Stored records
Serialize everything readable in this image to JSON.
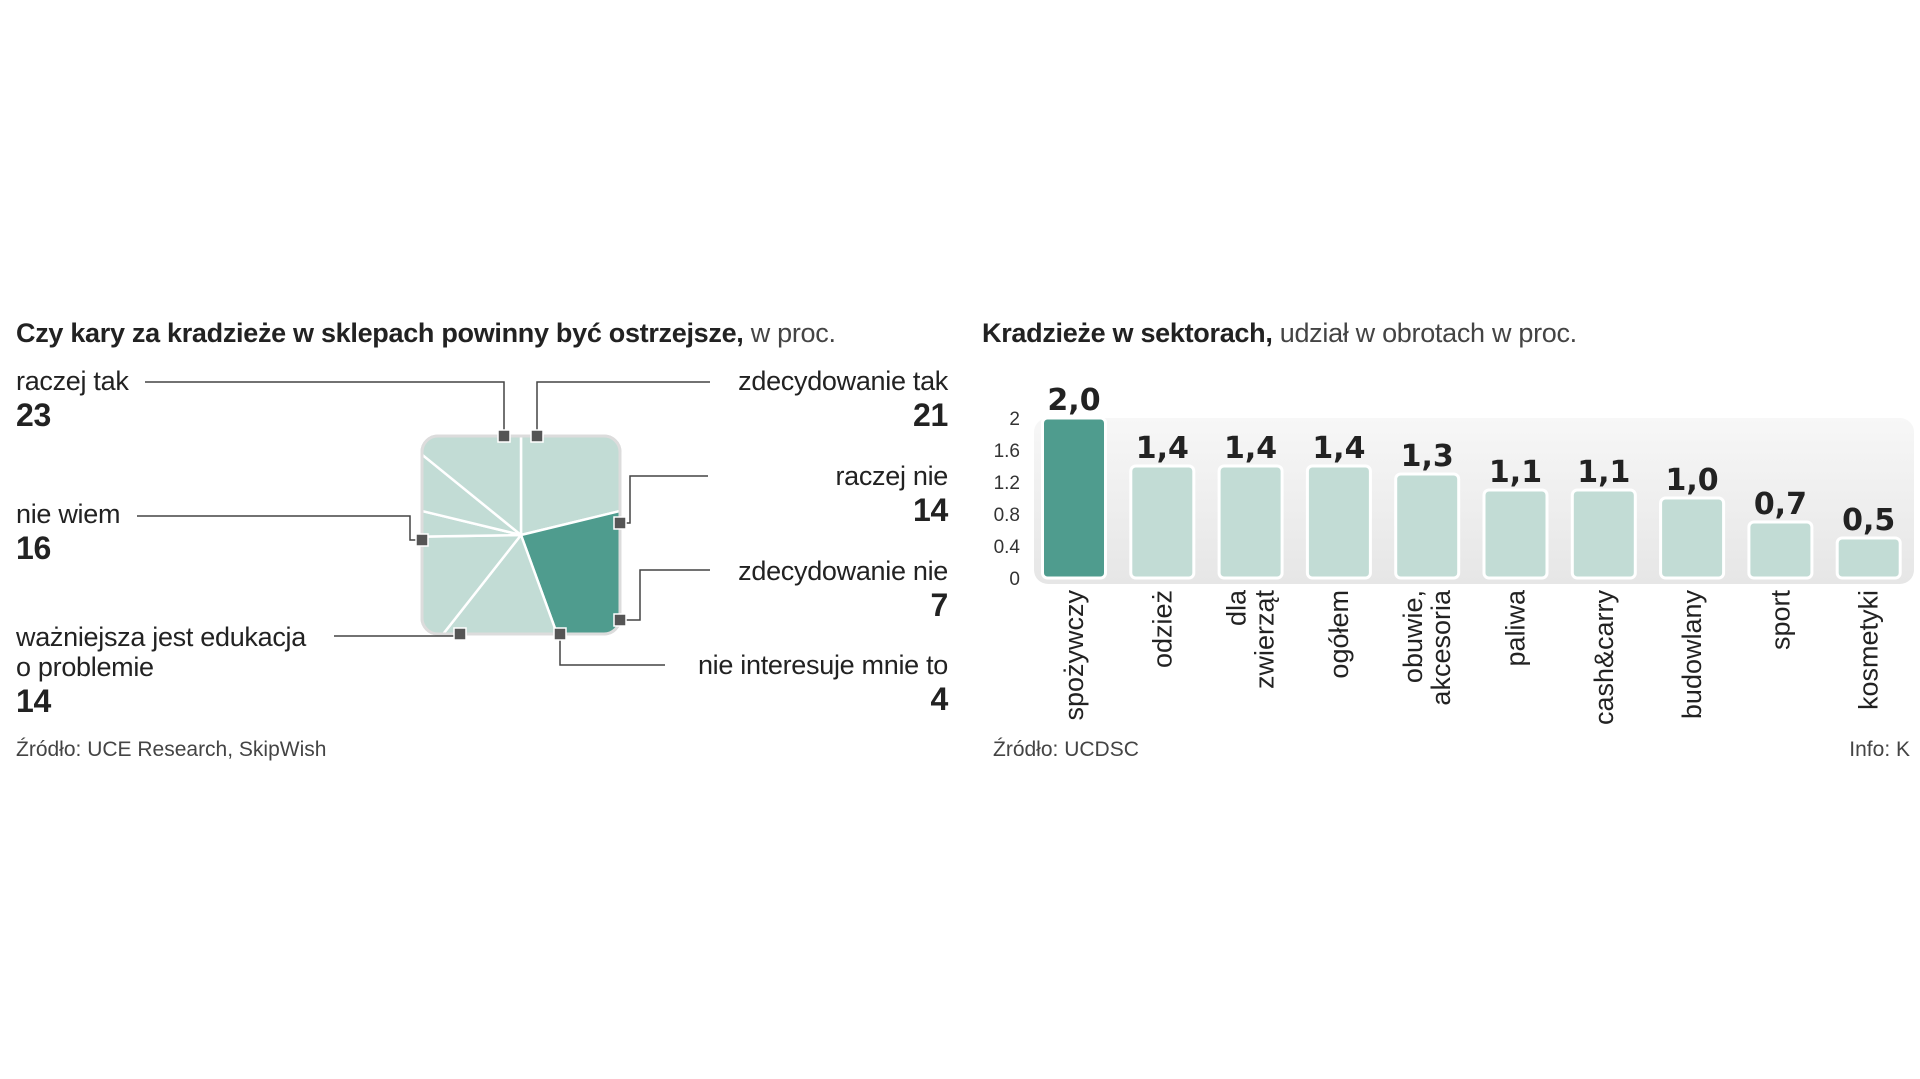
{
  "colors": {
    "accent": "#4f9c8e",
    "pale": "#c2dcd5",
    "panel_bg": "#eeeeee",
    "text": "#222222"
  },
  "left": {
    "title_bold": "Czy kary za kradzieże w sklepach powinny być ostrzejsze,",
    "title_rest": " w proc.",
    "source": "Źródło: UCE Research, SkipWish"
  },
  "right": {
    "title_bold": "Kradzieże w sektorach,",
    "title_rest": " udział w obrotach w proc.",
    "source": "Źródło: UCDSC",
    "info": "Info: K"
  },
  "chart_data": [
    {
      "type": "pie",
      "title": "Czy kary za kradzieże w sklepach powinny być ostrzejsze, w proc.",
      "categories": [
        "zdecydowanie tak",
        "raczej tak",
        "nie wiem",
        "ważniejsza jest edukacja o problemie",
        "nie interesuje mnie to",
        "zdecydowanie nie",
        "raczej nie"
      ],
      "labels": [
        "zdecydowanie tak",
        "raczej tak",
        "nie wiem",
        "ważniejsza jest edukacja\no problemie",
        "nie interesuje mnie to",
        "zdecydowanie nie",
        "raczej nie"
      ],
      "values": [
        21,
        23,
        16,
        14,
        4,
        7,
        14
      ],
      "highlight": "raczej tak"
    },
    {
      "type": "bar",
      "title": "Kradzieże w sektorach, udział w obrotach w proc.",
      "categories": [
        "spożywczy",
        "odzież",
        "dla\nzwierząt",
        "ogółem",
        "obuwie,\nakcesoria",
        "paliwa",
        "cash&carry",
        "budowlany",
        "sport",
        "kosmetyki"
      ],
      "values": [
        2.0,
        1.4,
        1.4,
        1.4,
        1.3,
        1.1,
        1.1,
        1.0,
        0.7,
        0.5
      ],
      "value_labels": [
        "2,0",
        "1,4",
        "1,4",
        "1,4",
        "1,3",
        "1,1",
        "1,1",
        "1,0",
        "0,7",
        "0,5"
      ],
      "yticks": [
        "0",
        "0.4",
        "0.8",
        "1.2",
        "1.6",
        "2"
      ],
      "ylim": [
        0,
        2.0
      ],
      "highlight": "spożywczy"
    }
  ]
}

--

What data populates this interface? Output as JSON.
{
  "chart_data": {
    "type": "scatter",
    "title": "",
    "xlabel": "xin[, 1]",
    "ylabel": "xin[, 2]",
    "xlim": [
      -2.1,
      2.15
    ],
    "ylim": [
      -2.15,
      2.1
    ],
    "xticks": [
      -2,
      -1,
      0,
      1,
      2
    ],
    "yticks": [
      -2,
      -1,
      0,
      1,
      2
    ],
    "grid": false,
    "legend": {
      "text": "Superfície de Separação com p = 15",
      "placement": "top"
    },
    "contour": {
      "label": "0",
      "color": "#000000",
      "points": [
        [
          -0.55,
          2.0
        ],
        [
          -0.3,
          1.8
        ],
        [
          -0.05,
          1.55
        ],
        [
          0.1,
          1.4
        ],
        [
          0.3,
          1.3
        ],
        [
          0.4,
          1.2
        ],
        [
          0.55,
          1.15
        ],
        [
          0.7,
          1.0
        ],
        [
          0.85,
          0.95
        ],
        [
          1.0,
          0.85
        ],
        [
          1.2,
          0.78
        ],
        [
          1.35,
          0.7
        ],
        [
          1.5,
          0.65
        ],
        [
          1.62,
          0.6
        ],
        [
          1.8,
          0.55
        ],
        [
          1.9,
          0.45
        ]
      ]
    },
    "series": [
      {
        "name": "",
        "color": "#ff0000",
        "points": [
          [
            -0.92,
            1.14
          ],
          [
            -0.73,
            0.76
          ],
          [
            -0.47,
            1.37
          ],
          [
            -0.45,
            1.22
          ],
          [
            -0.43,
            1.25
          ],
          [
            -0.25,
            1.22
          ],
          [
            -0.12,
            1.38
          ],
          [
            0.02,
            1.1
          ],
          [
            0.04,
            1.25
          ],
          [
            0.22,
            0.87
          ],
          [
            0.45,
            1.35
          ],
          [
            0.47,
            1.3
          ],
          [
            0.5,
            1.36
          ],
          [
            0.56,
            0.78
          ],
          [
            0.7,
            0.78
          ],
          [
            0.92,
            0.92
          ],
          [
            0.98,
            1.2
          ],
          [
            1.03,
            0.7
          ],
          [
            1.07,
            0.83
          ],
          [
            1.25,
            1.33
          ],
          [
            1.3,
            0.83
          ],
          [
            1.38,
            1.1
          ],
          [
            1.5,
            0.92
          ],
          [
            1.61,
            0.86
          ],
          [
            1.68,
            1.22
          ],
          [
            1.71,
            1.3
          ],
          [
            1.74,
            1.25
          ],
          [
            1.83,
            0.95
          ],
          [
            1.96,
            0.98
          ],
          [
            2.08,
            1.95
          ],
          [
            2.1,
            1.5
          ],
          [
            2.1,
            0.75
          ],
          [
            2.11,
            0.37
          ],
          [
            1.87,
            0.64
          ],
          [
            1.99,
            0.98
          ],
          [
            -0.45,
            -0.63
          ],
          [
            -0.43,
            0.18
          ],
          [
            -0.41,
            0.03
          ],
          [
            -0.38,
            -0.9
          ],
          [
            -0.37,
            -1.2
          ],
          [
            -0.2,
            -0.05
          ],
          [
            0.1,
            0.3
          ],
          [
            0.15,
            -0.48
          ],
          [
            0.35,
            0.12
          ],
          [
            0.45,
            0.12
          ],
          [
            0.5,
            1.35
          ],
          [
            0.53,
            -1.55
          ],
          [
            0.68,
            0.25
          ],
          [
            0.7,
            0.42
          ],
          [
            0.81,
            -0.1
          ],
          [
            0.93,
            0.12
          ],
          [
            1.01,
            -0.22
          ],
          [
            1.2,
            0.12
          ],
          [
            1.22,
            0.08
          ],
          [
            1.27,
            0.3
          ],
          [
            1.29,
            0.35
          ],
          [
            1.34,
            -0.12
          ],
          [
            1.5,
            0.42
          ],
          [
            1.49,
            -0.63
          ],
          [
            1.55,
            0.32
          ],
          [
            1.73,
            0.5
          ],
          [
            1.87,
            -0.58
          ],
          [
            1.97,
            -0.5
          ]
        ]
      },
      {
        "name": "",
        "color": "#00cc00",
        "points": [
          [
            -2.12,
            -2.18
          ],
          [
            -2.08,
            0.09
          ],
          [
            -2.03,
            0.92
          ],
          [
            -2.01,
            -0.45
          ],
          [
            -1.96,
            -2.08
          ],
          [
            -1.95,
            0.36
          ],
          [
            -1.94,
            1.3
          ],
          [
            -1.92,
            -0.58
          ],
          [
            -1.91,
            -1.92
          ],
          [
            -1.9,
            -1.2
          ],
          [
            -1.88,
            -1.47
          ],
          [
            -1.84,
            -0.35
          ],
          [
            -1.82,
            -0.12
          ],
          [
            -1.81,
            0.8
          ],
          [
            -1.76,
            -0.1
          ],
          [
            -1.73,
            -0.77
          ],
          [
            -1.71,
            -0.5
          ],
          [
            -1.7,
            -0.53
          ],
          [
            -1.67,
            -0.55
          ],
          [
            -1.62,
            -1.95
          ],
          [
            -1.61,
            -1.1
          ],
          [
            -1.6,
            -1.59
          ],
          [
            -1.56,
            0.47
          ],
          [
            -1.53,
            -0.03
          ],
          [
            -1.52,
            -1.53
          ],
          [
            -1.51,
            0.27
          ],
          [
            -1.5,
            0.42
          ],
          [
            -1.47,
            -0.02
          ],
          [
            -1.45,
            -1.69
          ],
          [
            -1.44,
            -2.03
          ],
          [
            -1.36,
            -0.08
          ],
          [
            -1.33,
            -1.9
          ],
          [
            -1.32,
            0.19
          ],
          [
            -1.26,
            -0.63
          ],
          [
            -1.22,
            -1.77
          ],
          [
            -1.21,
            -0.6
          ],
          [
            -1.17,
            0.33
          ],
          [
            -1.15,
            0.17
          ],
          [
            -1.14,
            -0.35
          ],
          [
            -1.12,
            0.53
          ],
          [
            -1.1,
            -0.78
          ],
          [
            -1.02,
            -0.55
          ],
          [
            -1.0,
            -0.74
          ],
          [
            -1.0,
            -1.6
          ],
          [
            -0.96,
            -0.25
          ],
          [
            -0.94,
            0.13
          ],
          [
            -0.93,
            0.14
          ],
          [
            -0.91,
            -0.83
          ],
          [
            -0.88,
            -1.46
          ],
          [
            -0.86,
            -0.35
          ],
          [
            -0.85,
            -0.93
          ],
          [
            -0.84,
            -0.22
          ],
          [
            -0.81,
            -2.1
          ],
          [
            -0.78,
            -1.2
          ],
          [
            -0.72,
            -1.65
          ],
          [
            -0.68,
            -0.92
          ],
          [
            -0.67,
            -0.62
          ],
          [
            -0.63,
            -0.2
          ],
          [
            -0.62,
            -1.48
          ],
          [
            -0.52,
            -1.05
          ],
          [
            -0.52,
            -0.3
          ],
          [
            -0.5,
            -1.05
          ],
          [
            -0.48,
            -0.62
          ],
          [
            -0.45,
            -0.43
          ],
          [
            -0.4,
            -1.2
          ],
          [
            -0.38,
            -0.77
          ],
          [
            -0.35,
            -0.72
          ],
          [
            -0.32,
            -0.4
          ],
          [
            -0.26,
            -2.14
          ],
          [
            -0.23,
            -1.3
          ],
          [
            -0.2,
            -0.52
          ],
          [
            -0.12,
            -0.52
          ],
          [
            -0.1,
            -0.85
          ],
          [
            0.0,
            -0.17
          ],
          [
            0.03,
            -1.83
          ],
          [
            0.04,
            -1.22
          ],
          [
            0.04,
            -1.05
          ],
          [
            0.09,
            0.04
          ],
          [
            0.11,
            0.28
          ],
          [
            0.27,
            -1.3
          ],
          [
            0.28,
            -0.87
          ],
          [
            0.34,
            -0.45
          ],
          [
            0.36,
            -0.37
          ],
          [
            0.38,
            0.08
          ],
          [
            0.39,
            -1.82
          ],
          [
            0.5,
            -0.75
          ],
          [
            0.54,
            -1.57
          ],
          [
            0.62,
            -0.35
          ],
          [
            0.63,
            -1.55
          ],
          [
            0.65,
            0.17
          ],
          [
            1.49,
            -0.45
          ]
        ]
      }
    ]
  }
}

...

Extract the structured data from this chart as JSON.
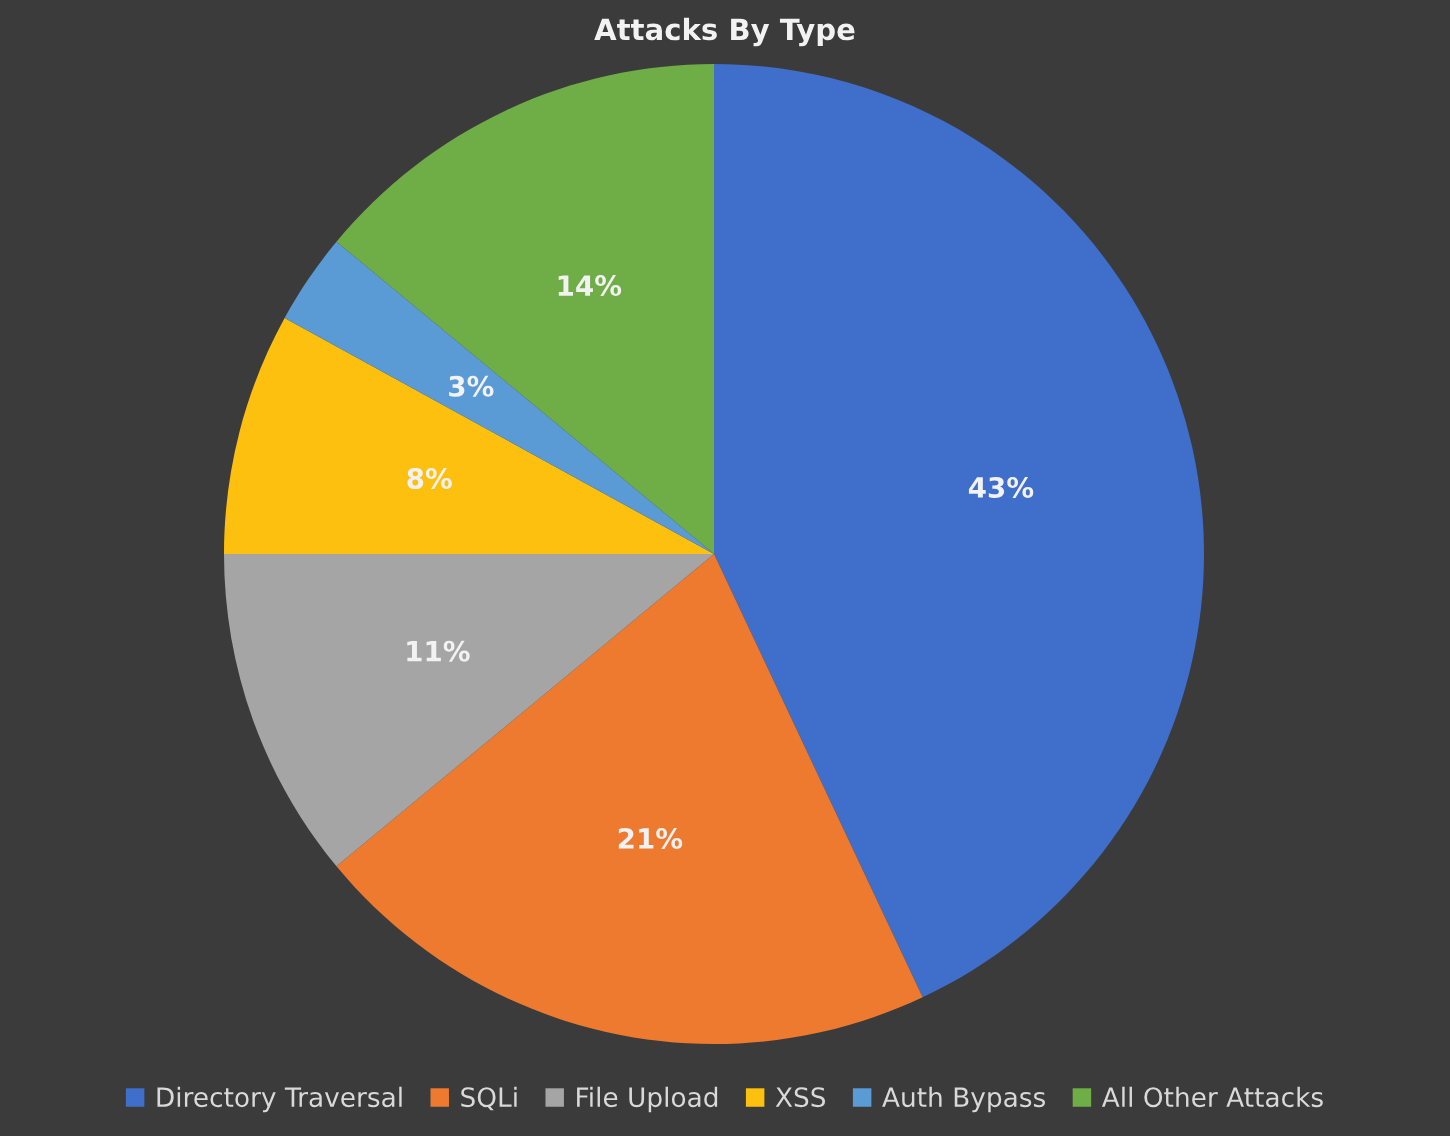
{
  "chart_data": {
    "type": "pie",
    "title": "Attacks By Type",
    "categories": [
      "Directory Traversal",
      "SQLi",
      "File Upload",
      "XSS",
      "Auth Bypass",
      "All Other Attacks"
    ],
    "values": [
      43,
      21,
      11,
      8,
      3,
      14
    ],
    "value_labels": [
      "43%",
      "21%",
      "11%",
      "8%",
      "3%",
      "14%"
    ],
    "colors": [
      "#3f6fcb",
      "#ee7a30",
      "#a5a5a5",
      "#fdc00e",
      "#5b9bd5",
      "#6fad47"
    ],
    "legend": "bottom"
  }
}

**Description of the task:** Select and copy every line from the records that includes the word "text".

**Response to the task:**
    "text": "#222222"
      "text": "Superfície de Separação com p = 15",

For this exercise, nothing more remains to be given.